◆ EXERCISE INSTRUCTIONS ◆
Convert each line of the rows below into a JSON list of strings, one string per line, skipping blank lines and omitting the pictures.

◆ WORKING DATA ◆

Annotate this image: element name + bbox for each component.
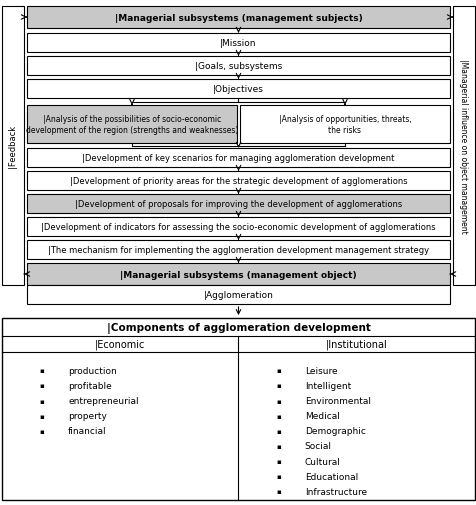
Text: Intelligent: Intelligent xyxy=(304,381,350,390)
Text: Cultural: Cultural xyxy=(304,457,340,466)
Text: |Managerial subsystems (management object): |Managerial subsystems (management objec… xyxy=(120,270,356,279)
Bar xyxy=(239,106,449,144)
Bar xyxy=(452,7,474,285)
Text: |Development of key scenarios for managing agglomeration development: |Development of key scenarios for managi… xyxy=(82,154,394,163)
Text: |Development of priority areas for the strategic development of agglomerations: |Development of priority areas for the s… xyxy=(69,177,407,186)
Text: ▪: ▪ xyxy=(276,428,280,434)
Bar xyxy=(27,218,449,236)
Text: |Managerial influence on object management: |Managerial influence on object manageme… xyxy=(458,59,467,233)
Bar xyxy=(27,264,449,285)
Text: Medical: Medical xyxy=(304,412,339,420)
Bar xyxy=(2,318,474,500)
Bar xyxy=(27,194,449,214)
Bar xyxy=(27,172,449,190)
Text: ▪: ▪ xyxy=(40,413,44,419)
Text: |Development of proposals for improving the development of agglomerations: |Development of proposals for improving … xyxy=(75,199,401,209)
Bar xyxy=(27,34,449,53)
Text: ▪: ▪ xyxy=(276,443,280,449)
Text: ▪: ▪ xyxy=(276,398,280,403)
Text: entrepreneurial: entrepreneurial xyxy=(68,396,139,405)
Bar xyxy=(27,148,449,168)
Text: Demographic: Demographic xyxy=(304,427,365,435)
Text: |The mechanism for implementing the agglomeration development management strateg: |The mechanism for implementing the aggl… xyxy=(48,245,428,255)
Text: ▪: ▪ xyxy=(276,368,280,374)
Bar xyxy=(2,7,24,285)
Text: ▪: ▪ xyxy=(276,473,280,479)
Text: |Agglomeration: |Agglomeration xyxy=(203,290,273,299)
Text: financial: financial xyxy=(68,427,107,435)
Text: |Goals, subsystems: |Goals, subsystems xyxy=(195,62,281,71)
Bar xyxy=(27,285,449,305)
Text: production: production xyxy=(68,366,117,375)
Bar xyxy=(27,7,449,29)
Text: |Mission: |Mission xyxy=(220,39,256,48)
Text: ▪: ▪ xyxy=(276,488,280,494)
Bar xyxy=(27,240,449,260)
Text: |Economic: |Economic xyxy=(95,339,145,349)
Text: ▪: ▪ xyxy=(40,383,44,388)
Text: |Analysis of the possibilities of socio-economic
development of the region (stre: |Analysis of the possibilities of socio-… xyxy=(26,115,238,135)
Text: |Objectives: |Objectives xyxy=(213,85,263,94)
Text: |Development of indicators for assessing the socio-economic development of agglo: |Development of indicators for assessing… xyxy=(41,223,435,231)
Text: ▪: ▪ xyxy=(40,368,44,374)
Text: Environmental: Environmental xyxy=(304,396,370,405)
Text: ▪: ▪ xyxy=(276,383,280,388)
Bar xyxy=(27,57,449,76)
Text: |Managerial subsystems (management subjects): |Managerial subsystems (management subje… xyxy=(114,14,362,22)
Text: property: property xyxy=(68,412,107,420)
Text: Educational: Educational xyxy=(304,472,357,481)
Text: Social: Social xyxy=(304,441,331,450)
Text: |Analysis of opportunities, threats,
the risks: |Analysis of opportunities, threats, the… xyxy=(278,115,410,135)
Text: ▪: ▪ xyxy=(276,413,280,419)
Text: ▪: ▪ xyxy=(276,458,280,464)
Text: Leisure: Leisure xyxy=(304,366,337,375)
Text: |Components of agglomeration development: |Components of agglomeration development xyxy=(106,322,370,333)
Text: |Institutional: |Institutional xyxy=(325,339,387,349)
Text: ▪: ▪ xyxy=(40,398,44,403)
Text: |Feedback: |Feedback xyxy=(9,125,18,168)
Text: ▪: ▪ xyxy=(40,428,44,434)
Text: Infrastructure: Infrastructure xyxy=(304,487,366,496)
Text: profitable: profitable xyxy=(68,381,112,390)
Bar xyxy=(27,80,449,99)
Bar xyxy=(27,106,237,144)
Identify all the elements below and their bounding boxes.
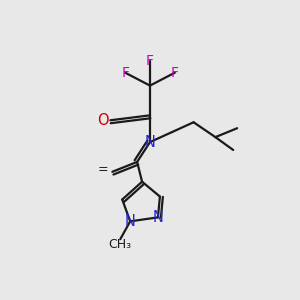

◆ OUTPUT FOR THIS EXERCISE ◆
[
  "Annotate this image: element name + bbox for each component.",
  "Text: Intelligent: Intelligent xyxy=(304,381,350,390)",
  "Text: Cultural: Cultural xyxy=(304,457,340,466)",
  "Text: |Managerial subsystems (management object): |Managerial subsystems (management objec… xyxy=(120,270,356,279)",
  "Bar xyxy=(239,106,449,144)",
  "Bar xyxy=(452,7,474,285)",
  "Text: |Development of key scenarios for managing agglomeration development: |Development of key scenarios for managi… xyxy=(82,154,394,163)",
  "Text: |Development of priority areas for the strategic development of agglomerations: |Development of priority areas for the s… xyxy=(69,177,407,186)",
  "Text: ▪: ▪ xyxy=(276,428,280,434)",
  "Bar xyxy=(27,218,449,236)",
  "Text: |Managerial influence on object management: |Managerial influence on object manageme… xyxy=(458,59,467,233)",
  "Bar xyxy=(27,264,449,285)",
  "Text: Medical: Medical xyxy=(304,412,339,420)",
  "Bar xyxy=(2,318,474,500)",
  "Bar xyxy=(27,194,449,214)",
  "Bar xyxy=(27,172,449,190)",
  "Text: ▪: ▪ xyxy=(40,413,44,419)",
  "Text: |Development of proposals for improving the development of agglomerations: |Development of proposals for improving … xyxy=(75,199,401,209)",
  "Bar xyxy=(27,34,449,53)",
  "Text: ▪: ▪ xyxy=(276,443,280,449)",
  "Text: ▪: ▪ xyxy=(276,398,280,403)",
  "Text: entrepreneurial: entrepreneurial xyxy=(68,396,139,405)",
  "Bar xyxy=(27,148,449,168)",
  "Text: Demographic: Demographic xyxy=(304,427,365,435)",
  "Text: |The mechanism for implementing the agglomeration development management strateg: |The mechanism for implementing the aggl… xyxy=(48,245,428,255)",
  "Text: ▪: ▪ xyxy=(276,368,280,374)",
  "Bar xyxy=(2,7,24,285)",
  "Text: ▪: ▪ xyxy=(276,473,280,479)",
  "Text: |Agglomeration: |Agglomeration xyxy=(203,290,273,299)",
  "Text: financial: financial xyxy=(68,427,107,435)",
  "Text: |Goals, subsystems: |Goals, subsystems xyxy=(195,62,281,71)",
  "Bar xyxy=(27,285,449,305)",
  "Text: production: production xyxy=(68,366,117,375)",
  "Bar xyxy=(27,7,449,29)",
  "Text: |Mission: |Mission xyxy=(220,39,256,48)",
  "Text: ▪: ▪ xyxy=(276,488,280,494)",
  "Bar xyxy=(27,240,449,260)",
  "Text: |Economic: |Economic xyxy=(95,339,145,349)",
  "Text: ▪: ▪ xyxy=(40,383,44,388)",
  "Text: |Analysis of the possibilities of socio-economic",
  "development of the region (stre: |Analysis of the possibilities of socio-… xyxy=(26,115,238,135)",
  "Text: |Objectives: |Objectives xyxy=(213,85,263,94)",
  "Text: |Development of indicators for assessing the socio-economic development of agglo: |Development of indicators for assessing… xyxy=(41,223,435,231)",
  "Text: ▪: ▪ xyxy=(40,368,44,374)",
  "Text: Environmental: Environmental xyxy=(304,396,370,405)",
  "Text: ▪: ▪ xyxy=(276,383,280,388)",
  "Bar xyxy=(27,57,449,76)",
  "Text: |Managerial subsystems (management subjects): |Managerial subsystems (management subje… xyxy=(114,14,362,22)",
  "Text: property: property xyxy=(68,412,107,420)",
  "Text: Educational: Educational xyxy=(304,472,357,481)",
  "Text: Social: Social xyxy=(304,441,331,450)",
  "Text: |Analysis of opportunities, threats,",
  "the risks: |Analysis of opportunities, threats, the… xyxy=(278,115,410,135)",
  "Text: ▪: ▪ xyxy=(276,413,280,419)",
  "Text: ▪: ▪ xyxy=(276,458,280,464)",
  "Text: Leisure: Leisure xyxy=(304,366,337,375)",
  "Text: |Components of agglomeration development: |Components of agglomeration development xyxy=(106,322,370,333)",
  "Text: |Institutional: |Institutional xyxy=(325,339,387,349)",
  "Text: ▪: ▪ xyxy=(40,398,44,403)",
  "Text: |Feedback: |Feedback xyxy=(9,125,18,168)",
  "Text: ▪: ▪ xyxy=(40,428,44,434)",
  "Text: Infrastructure: Infrastructure xyxy=(304,487,366,496)",
  "Text: profitable: profitable xyxy=(68,381,112,390)",
  "Bar xyxy=(27,80,449,99)",
  "Bar xyxy=(27,106,237,144)",
  "Identify all the elements below and their bounding boxes."
]